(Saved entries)

## Start

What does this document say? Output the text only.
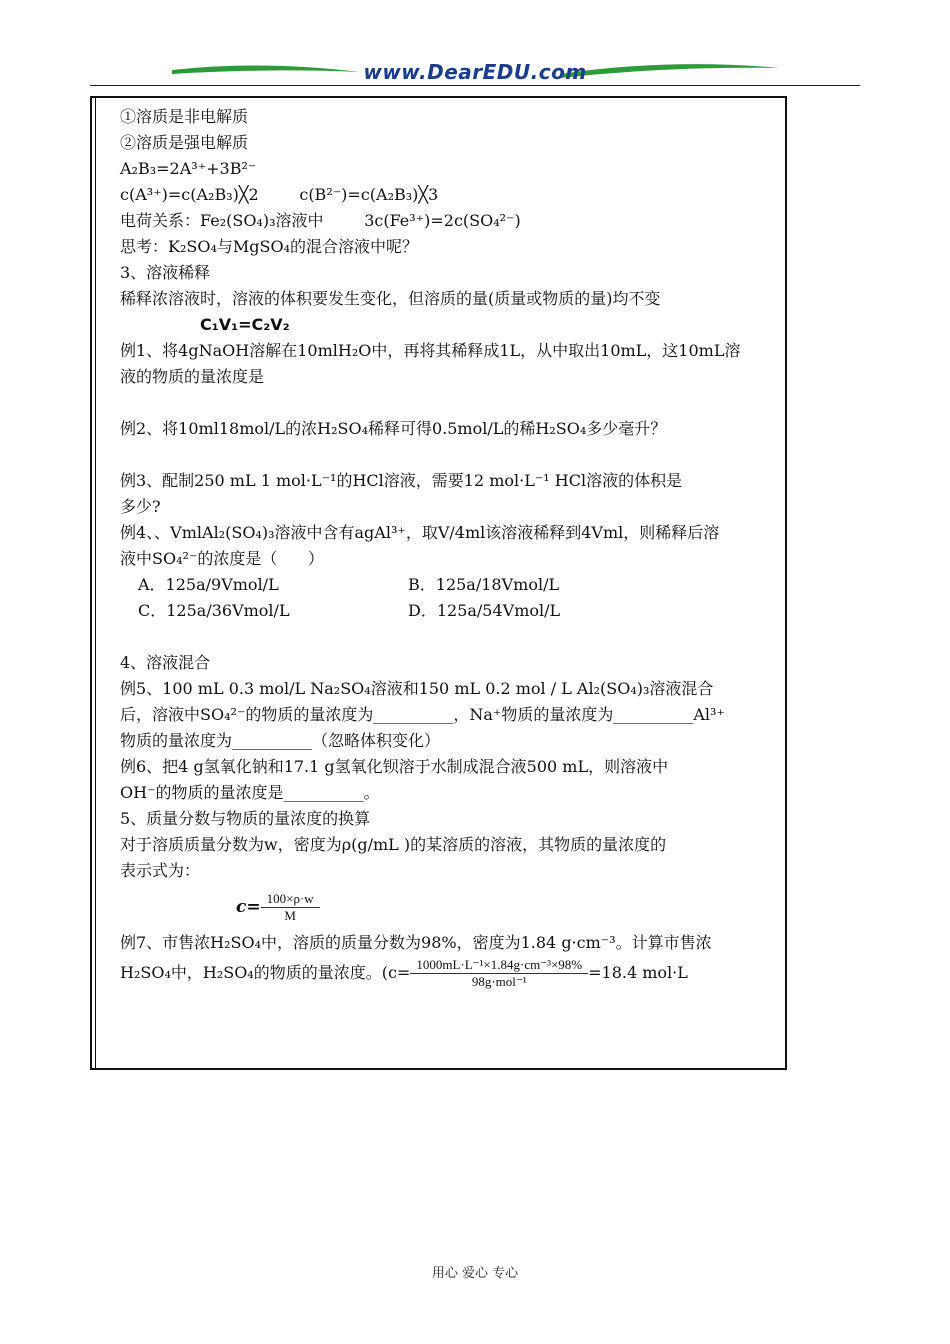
www.DearEDU.com

①溶质是非电解质

②溶质是强电解质

A₂B₃=2A³⁺+3B²⁻

c(A³⁺)=c(A₂B₃)╳2        c(B²⁻)=c(A₂B₃)╳3

电荷关系：Fe₂(SO₄)₃溶液中        3c(Fe³⁺)=2c(SO₄²⁻)

思考：K₂SO₄与MgSO₄的混合溶液中呢？

3、溶液稀释

稀释浓溶液时，溶液的体积要发生变化，但溶质的量(质量或物质的量)均不变

C₁V₁=C₂V₂

例1、将4gNaOH溶解在10mlH₂O中，再将其稀释成1L，从中取出10mL，这10mL溶

液的物质的量浓度是

例2、将10ml18mol/L的浓H₂SO₄稀释可得0.5mol/L的稀H₂SO₄多少毫升？

例3、配制250 mL 1 mol·L⁻¹的HCl溶液，需要12 mol·L⁻¹ HCl溶液的体积是

多少?

例4、、VmlAl₂(SO₄)₃溶液中含有agAl³⁺，取V/4ml该溶液稀释到4Vml，则稀释后溶

液中SO₄²⁻的浓度是（      ）

A．125a/9Vmol/L	B．125a/18Vmol/L
C．125a/36Vmol/L	D．125a/54Vmol/L

4、溶液混合

例5、100 mL 0.3 mol/L Na₂SO₄溶液和150 mL 0.2 mol / L Al₂(SO₄)₃溶液混合

后，溶液中SO₄²⁻的物质的量浓度为__________，Na⁺物质的量浓度为__________Al³⁺

物质的量浓度为__________（忽略体积变化）

例6、把4 g氢氧化钠和17.1 g氢氧化钡溶于水制成混合液500 mL，则溶液中

OH⁻的物质的量浓度是__________。

5、质量分数与物质的量浓度的换算

对于溶质质量分数为w，密度为ρ(g/mL )的某溶质的溶液，其物质的量浓度的

表示式为：

$c= \frac{100\times\rho\cdot w}{M}$

例7、市售浓H₂SO₄中，溶质的质量分数为98%，密度为1.84 g·cm⁻³。计算市售浓

H₂SO₄中，H₂SO₄的物质的量浓度。($c= \frac{\text{1000mL·L⁻¹×1.84g·cm⁻³×98\%}}{\text{98g·mol⁻¹}} =18.4$ mol·L

用心 爱心 专心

## End

| Given task |
Return all of the entries exactly as written, but drop any pictures they hold.

| Solution for this task |
What does this document say? Output the text only.
www.DearEDU.com

①溶质是非电解质

②溶质是强电解质

A₂B₃=2A³⁺+3B²⁻

c(A³⁺)=c(A₂B₃)╳2        c(B²⁻)=c(A₂B₃)╳3

电荷关系：Fe₂(SO₄)₃溶液中        3c(Fe³⁺)=2c(SO₄²⁻)

思考：K₂SO₄与MgSO₄的混合溶液中呢？

3、溶液稀释

稀释浓溶液时，溶液的体积要发生变化，但溶质的量(质量或物质的量)均不变

C₁V₁=C₂V₂

例1、将4gNaOH溶解在10mlH₂O中，再将其稀释成1L，从中取出10mL，这10mL溶

液的物质的量浓度是

例2、将10ml18mol/L的浓H₂SO₄稀释可得0.5mol/L的稀H₂SO₄多少毫升？

例3、配制250 mL 1 mol·L⁻¹的HCl溶液，需要12 mol·L⁻¹ HCl溶液的体积是

多少?

例4、、VmlAl₂(SO₄)₃溶液中含有agAl³⁺，取V/4ml该溶液稀释到4Vml，则稀释后溶

液中SO₄²⁻的浓度是（      ）

A．125a/9Vmol/L	B．125a/18Vmol/L
C．125a/36Vmol/L	D．125a/54Vmol/L

4、溶液混合

例5、100 mL 0.3 mol/L Na₂SO₄溶液和150 mL 0.2 mol / L Al₂(SO₄)₃溶液混合

后，溶液中SO₄²⁻的物质的量浓度为__________，Na⁺物质的量浓度为__________Al³⁺

物质的量浓度为__________（忽略体积变化）

例6、把4 g氢氧化钠和17.1 g氢氧化钡溶于水制成混合液500 mL，则溶液中

OH⁻的物质的量浓度是__________。

5、质量分数与物质的量浓度的换算

对于溶质质量分数为w，密度为ρ(g/mL )的某溶质的溶液，其物质的量浓度的

表示式为：

$c= \frac{100\times\rho\cdot w}{M}$

例7、市售浓H₂SO₄中，溶质的质量分数为98%，密度为1.84 g·cm⁻³。计算市售浓

H₂SO₄中，H₂SO₄的物质的量浓度。($c= \frac{\text{1000mL·L⁻¹×1.84g·cm⁻³×98\%}}{\text{98g·mol⁻¹}} =18.4$ mol·L

用心 爱心 专心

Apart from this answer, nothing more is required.